**Instructions for the task**
Find the word "icon" in the data. Return every line where it appears.

Stored data entries
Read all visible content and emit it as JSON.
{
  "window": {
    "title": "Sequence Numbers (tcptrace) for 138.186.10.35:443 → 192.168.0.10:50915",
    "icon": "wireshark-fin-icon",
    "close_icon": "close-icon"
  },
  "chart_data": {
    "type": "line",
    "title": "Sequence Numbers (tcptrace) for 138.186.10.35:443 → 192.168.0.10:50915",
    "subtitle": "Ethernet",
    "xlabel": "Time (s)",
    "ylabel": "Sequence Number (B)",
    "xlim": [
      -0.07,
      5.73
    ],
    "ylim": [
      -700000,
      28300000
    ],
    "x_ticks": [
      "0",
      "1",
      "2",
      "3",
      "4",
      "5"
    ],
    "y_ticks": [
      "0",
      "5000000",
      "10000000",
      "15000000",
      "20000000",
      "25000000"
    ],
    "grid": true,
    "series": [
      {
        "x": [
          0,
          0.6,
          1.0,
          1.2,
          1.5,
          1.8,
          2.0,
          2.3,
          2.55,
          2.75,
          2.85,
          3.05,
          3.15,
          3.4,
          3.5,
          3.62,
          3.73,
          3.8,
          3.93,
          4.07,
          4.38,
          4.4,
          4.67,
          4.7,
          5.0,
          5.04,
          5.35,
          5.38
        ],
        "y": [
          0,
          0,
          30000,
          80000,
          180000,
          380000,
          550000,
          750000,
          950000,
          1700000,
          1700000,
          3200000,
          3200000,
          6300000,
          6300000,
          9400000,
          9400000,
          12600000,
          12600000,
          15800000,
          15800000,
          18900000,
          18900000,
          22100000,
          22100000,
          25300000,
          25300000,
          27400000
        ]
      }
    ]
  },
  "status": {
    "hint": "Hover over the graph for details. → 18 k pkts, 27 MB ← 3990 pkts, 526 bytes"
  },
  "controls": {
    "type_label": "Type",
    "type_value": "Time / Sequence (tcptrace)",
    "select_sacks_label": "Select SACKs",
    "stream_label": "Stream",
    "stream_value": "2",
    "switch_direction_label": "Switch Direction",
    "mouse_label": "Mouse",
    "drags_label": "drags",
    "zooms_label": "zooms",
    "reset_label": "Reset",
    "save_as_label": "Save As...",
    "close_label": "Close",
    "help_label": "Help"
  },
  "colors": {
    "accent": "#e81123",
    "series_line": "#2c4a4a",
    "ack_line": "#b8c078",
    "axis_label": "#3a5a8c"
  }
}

**Output of the exercise**
    "icon": "wireshark-fin-icon",
    "close_icon": "close-icon"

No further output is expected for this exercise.